What to produce
Each line below should be retyped exactly, with no pictures.
— start of Input —
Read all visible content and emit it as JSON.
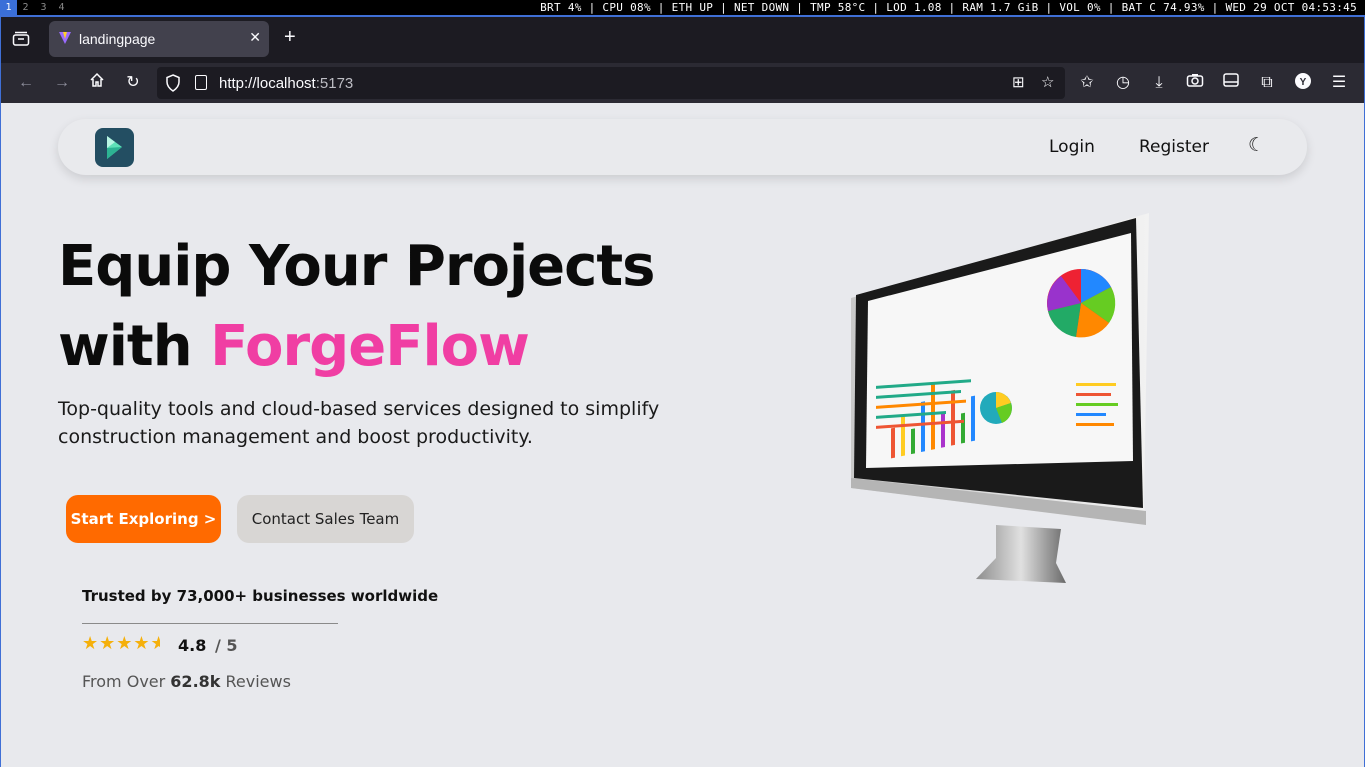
{
  "statusbar": {
    "workspaces": [
      "1",
      "2",
      "3",
      "4"
    ],
    "active_workspace": "1",
    "info": "BRT 4% | CPU 08% | ETH UP | NET DOWN | TMP 58°C | LOD 1.08 | RAM 1.7 GiB | VOL 0% | BAT C 74.93% | WED 29 OCT 04:53:45"
  },
  "browser": {
    "tab_title": "landingpage",
    "url_host": "http://localhost",
    "url_port": ":5173"
  },
  "site": {
    "nav": {
      "login": "Login",
      "register": "Register",
      "theme_icon": "☾"
    },
    "hero": {
      "title_line1": "Equip Your Projects",
      "title_with": "with ",
      "title_brand": "ForgeFlow",
      "subtitle": "Top-quality tools and cloud-based services designed to simplify construction management and boost productivity.",
      "primary_button": "Start Exploring >",
      "secondary_button": "Contact Sales Team"
    },
    "trust": {
      "headline": "Trusted by 73,000+ businesses worldwide",
      "rating": "4.8",
      "rating_max": "/ 5",
      "stars": "★★★★",
      "reviews_prefix": "From Over ",
      "reviews_count": "62.8k",
      "reviews_suffix": " Reviews"
    }
  },
  "colors": {
    "accent": "#f03ea3",
    "primary_button": "#ff6a00",
    "star": "#f5b00b"
  }
}
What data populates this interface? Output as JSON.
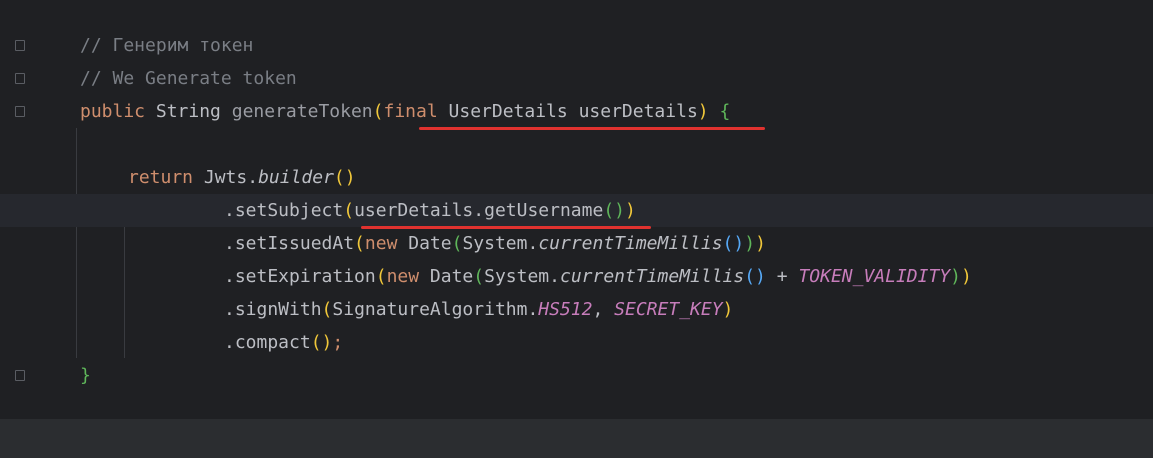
{
  "comments": {
    "line1": "// Генерим токен",
    "line2": "// We Generate token"
  },
  "signature": {
    "kw_public": "public",
    "type_string": "String",
    "method_name": "generateToken",
    "paren_open": "(",
    "kw_final": "final",
    "param_type": "UserDetails",
    "param_name": "userDetails",
    "paren_close": ")",
    "brace_open": "{"
  },
  "body": {
    "kw_return": "return",
    "builder_obj": "Jwts.",
    "builder_call": "builder",
    "builder_parens": "()",
    "set_subject": ".setSubject",
    "subject_arg": "userDetails.getUsername",
    "set_issued_at": ".setIssuedAt",
    "set_expiration": ".setExpiration",
    "kw_new": "new",
    "date_class": "Date",
    "system_obj": "System.",
    "current_time": "currentTimeMillis",
    "plus": "+",
    "token_validity": "TOKEN_VALIDITY",
    "sign_with": ".signWith",
    "sig_alg": "SignatureAlgorithm.",
    "hs512": "HS512",
    "comma": ",",
    "secret_key": "SECRET_KEY",
    "compact": ".compact",
    "semicolon": ";",
    "brace_close": "}"
  },
  "colors": {
    "background": "#1f2023",
    "keyword": "#cf8e6d",
    "comment": "#7a7e85",
    "constant": "#c77dbb",
    "underline": "#e0322f",
    "bulb": "#f2c14e"
  },
  "icons": [
    "fold-marker-icon",
    "lightbulb-icon"
  ]
}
— end of Input —
Final answer
Read all visible content and emit it as JSON.
{
  "statusbar": {
    "workspaces": [
      "1",
      "2",
      "3",
      "4"
    ],
    "active_workspace": "1",
    "info": "BRT 4% | CPU 08% | ETH UP | NET DOWN | TMP 58°C | LOD 1.08 | RAM 1.7 GiB | VOL 0% | BAT C 74.93% | WED 29 OCT 04:53:45"
  },
  "browser": {
    "tab_title": "landingpage",
    "url_host": "http://localhost",
    "url_port": ":5173"
  },
  "site": {
    "nav": {
      "login": "Login",
      "register": "Register",
      "theme_icon": "☾"
    },
    "hero": {
      "title_line1": "Equip Your Projects",
      "title_with": "with ",
      "title_brand": "ForgeFlow",
      "subtitle": "Top-quality tools and cloud-based services designed to simplify construction management and boost productivity.",
      "primary_button": "Start Exploring >",
      "secondary_button": "Contact Sales Team"
    },
    "trust": {
      "headline": "Trusted by 73,000+ businesses worldwide",
      "rating": "4.8",
      "rating_max": "/ 5",
      "stars": "★★★★",
      "reviews_prefix": "From Over ",
      "reviews_count": "62.8k",
      "reviews_suffix": " Reviews"
    }
  },
  "colors": {
    "accent": "#f03ea3",
    "primary_button": "#ff6a00",
    "star": "#f5b00b"
  }
}
What data populates this interface? Output as JSON.
{
  "comments": {
    "line1": "// Генерим токен",
    "line2": "// We Generate token"
  },
  "signature": {
    "kw_public": "public",
    "type_string": "String",
    "method_name": "generateToken",
    "paren_open": "(",
    "kw_final": "final",
    "param_type": "UserDetails",
    "param_name": "userDetails",
    "paren_close": ")",
    "brace_open": "{"
  },
  "body": {
    "kw_return": "return",
    "builder_obj": "Jwts.",
    "builder_call": "builder",
    "builder_parens": "()",
    "set_subject": ".setSubject",
    "subject_arg": "userDetails.getUsername",
    "set_issued_at": ".setIssuedAt",
    "set_expiration": ".setExpiration",
    "kw_new": "new",
    "date_class": "Date",
    "system_obj": "System.",
    "current_time": "currentTimeMillis",
    "plus": "+",
    "token_validity": "TOKEN_VALIDITY",
    "sign_with": ".signWith",
    "sig_alg": "SignatureAlgorithm.",
    "hs512": "HS512",
    "comma": ",",
    "secret_key": "SECRET_KEY",
    "compact": ".compact",
    "semicolon": ";",
    "brace_close": "}"
  },
  "colors": {
    "background": "#1f2023",
    "keyword": "#cf8e6d",
    "comment": "#7a7e85",
    "constant": "#c77dbb",
    "underline": "#e0322f",
    "bulb": "#f2c14e"
  },
  "icons": [
    "fold-marker-icon",
    "lightbulb-icon"
  ]
}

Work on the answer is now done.